>> START

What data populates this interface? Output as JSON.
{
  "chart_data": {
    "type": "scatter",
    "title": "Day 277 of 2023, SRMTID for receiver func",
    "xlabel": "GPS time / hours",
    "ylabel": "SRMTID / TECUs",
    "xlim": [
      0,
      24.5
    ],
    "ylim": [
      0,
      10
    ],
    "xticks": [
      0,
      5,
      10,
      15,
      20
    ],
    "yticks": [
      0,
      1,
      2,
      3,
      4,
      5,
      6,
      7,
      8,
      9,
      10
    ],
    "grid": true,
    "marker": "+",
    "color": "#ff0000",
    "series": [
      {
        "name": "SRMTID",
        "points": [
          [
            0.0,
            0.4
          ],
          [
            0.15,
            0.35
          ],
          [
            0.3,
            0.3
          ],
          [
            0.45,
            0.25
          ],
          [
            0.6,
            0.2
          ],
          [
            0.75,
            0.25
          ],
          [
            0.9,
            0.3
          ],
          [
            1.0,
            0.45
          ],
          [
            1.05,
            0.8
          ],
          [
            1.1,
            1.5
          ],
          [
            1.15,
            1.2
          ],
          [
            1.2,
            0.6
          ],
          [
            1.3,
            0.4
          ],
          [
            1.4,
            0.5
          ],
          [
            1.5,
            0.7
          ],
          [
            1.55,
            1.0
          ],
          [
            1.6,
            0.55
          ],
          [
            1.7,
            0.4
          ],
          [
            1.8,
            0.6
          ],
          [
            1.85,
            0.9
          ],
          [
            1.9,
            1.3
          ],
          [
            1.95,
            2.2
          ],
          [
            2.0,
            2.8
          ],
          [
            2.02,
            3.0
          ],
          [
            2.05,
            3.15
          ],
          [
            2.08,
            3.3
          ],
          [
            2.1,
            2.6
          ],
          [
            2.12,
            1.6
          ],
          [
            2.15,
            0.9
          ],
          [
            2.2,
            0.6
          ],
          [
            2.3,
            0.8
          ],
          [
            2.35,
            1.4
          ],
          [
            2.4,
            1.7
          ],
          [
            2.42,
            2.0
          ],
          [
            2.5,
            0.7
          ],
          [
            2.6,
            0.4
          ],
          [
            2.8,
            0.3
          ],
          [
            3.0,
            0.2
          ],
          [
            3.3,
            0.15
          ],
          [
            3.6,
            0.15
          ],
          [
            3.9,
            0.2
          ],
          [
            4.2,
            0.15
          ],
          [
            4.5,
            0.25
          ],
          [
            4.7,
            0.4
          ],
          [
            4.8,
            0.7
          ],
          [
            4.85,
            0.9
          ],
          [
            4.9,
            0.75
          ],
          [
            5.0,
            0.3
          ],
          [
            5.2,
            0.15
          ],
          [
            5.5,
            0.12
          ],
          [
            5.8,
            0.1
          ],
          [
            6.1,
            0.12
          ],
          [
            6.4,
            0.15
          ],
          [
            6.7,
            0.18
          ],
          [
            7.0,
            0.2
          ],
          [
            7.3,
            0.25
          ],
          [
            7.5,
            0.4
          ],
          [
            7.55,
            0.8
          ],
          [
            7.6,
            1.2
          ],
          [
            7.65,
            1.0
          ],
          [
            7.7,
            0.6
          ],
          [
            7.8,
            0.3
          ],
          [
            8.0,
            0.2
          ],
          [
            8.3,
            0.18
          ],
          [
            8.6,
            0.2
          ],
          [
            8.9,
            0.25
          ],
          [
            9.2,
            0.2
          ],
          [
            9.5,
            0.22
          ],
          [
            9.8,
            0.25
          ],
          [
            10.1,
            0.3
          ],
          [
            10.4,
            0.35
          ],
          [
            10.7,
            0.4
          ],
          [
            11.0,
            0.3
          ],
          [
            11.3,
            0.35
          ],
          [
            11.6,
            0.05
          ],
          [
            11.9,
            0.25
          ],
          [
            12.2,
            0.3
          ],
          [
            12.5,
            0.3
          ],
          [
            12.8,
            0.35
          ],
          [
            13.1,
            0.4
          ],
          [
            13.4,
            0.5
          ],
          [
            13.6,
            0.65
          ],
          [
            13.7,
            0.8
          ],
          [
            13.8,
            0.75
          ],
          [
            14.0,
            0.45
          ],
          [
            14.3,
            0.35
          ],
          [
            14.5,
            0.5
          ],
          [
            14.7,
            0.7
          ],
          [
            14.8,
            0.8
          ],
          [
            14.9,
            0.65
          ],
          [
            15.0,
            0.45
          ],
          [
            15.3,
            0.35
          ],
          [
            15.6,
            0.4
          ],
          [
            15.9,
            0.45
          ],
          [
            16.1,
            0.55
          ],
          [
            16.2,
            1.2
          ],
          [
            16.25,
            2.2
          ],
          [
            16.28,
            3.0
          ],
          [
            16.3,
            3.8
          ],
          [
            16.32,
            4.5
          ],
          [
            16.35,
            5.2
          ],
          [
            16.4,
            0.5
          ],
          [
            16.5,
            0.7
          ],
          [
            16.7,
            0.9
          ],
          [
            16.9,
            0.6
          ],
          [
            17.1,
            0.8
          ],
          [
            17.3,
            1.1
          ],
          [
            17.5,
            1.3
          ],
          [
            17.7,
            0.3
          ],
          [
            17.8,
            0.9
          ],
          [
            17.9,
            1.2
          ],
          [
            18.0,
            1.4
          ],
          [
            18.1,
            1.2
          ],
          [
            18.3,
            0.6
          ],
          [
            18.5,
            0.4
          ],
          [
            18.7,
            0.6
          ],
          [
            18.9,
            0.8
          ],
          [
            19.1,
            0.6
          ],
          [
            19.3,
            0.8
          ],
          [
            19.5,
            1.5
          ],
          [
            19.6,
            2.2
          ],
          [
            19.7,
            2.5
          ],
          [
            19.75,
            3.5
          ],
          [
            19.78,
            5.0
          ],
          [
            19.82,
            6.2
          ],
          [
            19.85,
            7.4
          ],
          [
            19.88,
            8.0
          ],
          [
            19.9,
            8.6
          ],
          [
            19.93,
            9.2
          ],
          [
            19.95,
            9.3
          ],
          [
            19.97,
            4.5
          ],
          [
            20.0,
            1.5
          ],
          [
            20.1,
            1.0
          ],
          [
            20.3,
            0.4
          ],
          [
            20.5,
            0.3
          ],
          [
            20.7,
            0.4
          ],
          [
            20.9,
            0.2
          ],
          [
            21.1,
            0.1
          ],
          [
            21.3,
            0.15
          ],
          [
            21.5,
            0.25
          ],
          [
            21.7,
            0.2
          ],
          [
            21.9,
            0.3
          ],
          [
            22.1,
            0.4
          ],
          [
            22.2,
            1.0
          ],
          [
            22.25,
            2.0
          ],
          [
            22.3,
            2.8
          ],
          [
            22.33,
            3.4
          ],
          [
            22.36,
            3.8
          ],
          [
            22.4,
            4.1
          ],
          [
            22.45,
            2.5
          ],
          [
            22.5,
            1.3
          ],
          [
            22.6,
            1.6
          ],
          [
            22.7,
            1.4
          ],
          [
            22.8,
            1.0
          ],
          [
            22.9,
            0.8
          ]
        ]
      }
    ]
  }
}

>> END

GIVEN INSTRUCTION: Report every line containing the word "SRMTID" from the listing above.

OUTPUT:
    "title": "Day 277 of 2023, SRMTID for receiver func",
    "ylabel": "SRMTID / TECUs",
        "name": "SRMTID",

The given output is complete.